=== Raw data ===

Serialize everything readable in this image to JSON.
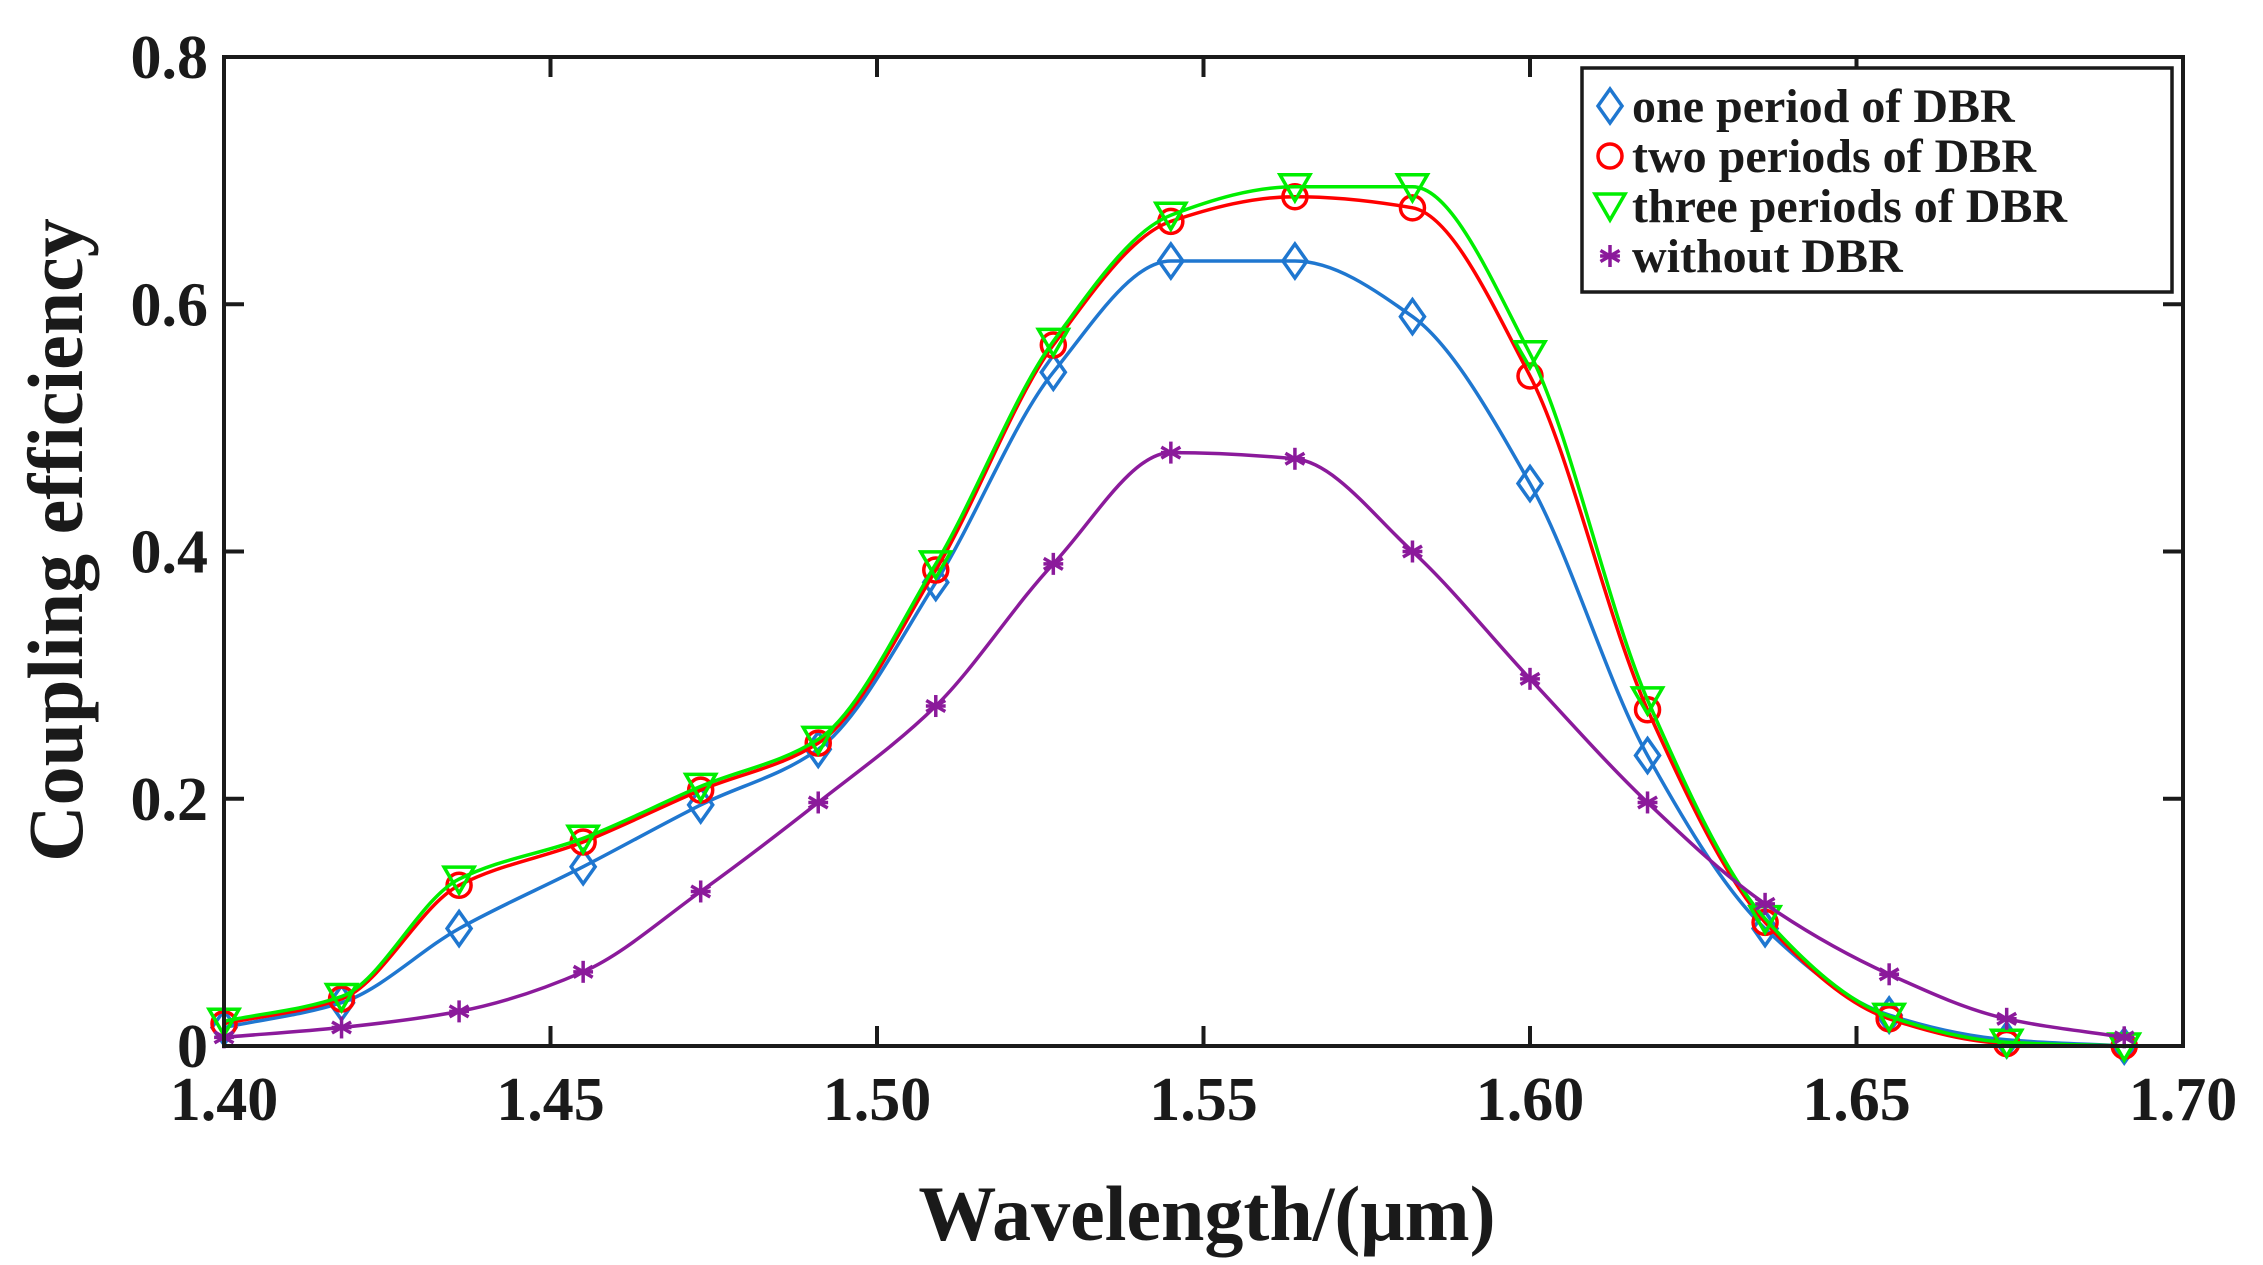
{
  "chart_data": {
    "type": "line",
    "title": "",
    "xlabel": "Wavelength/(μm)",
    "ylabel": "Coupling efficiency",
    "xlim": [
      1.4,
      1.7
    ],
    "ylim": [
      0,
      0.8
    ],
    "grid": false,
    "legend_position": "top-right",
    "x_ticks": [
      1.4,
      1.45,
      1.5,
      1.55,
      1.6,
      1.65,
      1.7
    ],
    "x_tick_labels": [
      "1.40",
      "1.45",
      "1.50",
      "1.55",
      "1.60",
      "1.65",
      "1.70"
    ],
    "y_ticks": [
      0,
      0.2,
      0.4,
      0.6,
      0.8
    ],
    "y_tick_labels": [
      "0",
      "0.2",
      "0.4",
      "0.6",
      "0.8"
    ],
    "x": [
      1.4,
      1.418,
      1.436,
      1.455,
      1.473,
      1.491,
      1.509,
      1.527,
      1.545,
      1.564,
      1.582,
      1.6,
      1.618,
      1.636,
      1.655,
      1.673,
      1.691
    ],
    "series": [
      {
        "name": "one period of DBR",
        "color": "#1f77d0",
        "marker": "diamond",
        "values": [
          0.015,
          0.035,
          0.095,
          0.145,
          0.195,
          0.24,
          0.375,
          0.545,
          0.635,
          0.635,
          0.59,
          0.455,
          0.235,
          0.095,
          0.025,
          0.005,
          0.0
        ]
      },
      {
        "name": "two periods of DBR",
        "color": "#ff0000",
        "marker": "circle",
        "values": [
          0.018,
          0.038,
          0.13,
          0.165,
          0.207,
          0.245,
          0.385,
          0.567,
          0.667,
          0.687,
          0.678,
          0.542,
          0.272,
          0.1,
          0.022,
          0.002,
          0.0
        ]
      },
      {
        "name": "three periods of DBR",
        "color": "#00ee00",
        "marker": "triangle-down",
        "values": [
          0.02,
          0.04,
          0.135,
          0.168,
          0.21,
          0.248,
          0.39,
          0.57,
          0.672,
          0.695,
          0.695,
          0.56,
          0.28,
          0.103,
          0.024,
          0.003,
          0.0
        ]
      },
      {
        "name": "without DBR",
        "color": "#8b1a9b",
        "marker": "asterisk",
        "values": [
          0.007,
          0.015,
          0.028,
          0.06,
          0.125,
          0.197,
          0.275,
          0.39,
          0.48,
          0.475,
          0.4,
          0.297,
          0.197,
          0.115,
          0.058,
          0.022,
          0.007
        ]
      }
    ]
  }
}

=== What is required ===
Copy out all the entries exactly. Images stay out of the copy.

=== Result of the exercise ===
Serialize everything readable in this image to JSON.
{
  "chart_data": {
    "type": "line",
    "title": "",
    "xlabel": "Wavelength/(μm)",
    "ylabel": "Coupling efficiency",
    "xlim": [
      1.4,
      1.7
    ],
    "ylim": [
      0,
      0.8
    ],
    "grid": false,
    "legend_position": "top-right",
    "x_ticks": [
      1.4,
      1.45,
      1.5,
      1.55,
      1.6,
      1.65,
      1.7
    ],
    "x_tick_labels": [
      "1.40",
      "1.45",
      "1.50",
      "1.55",
      "1.60",
      "1.65",
      "1.70"
    ],
    "y_ticks": [
      0,
      0.2,
      0.4,
      0.6,
      0.8
    ],
    "y_tick_labels": [
      "0",
      "0.2",
      "0.4",
      "0.6",
      "0.8"
    ],
    "x": [
      1.4,
      1.418,
      1.436,
      1.455,
      1.473,
      1.491,
      1.509,
      1.527,
      1.545,
      1.564,
      1.582,
      1.6,
      1.618,
      1.636,
      1.655,
      1.673,
      1.691
    ],
    "series": [
      {
        "name": "one period of DBR",
        "color": "#1f77d0",
        "marker": "diamond",
        "values": [
          0.015,
          0.035,
          0.095,
          0.145,
          0.195,
          0.24,
          0.375,
          0.545,
          0.635,
          0.635,
          0.59,
          0.455,
          0.235,
          0.095,
          0.025,
          0.005,
          0.0
        ]
      },
      {
        "name": "two periods of DBR",
        "color": "#ff0000",
        "marker": "circle",
        "values": [
          0.018,
          0.038,
          0.13,
          0.165,
          0.207,
          0.245,
          0.385,
          0.567,
          0.667,
          0.687,
          0.678,
          0.542,
          0.272,
          0.1,
          0.022,
          0.002,
          0.0
        ]
      },
      {
        "name": "three periods of DBR",
        "color": "#00ee00",
        "marker": "triangle-down",
        "values": [
          0.02,
          0.04,
          0.135,
          0.168,
          0.21,
          0.248,
          0.39,
          0.57,
          0.672,
          0.695,
          0.695,
          0.56,
          0.28,
          0.103,
          0.024,
          0.003,
          0.0
        ]
      },
      {
        "name": "without DBR",
        "color": "#8b1a9b",
        "marker": "asterisk",
        "values": [
          0.007,
          0.015,
          0.028,
          0.06,
          0.125,
          0.197,
          0.275,
          0.39,
          0.48,
          0.475,
          0.4,
          0.297,
          0.197,
          0.115,
          0.058,
          0.022,
          0.007
        ]
      }
    ]
  }
}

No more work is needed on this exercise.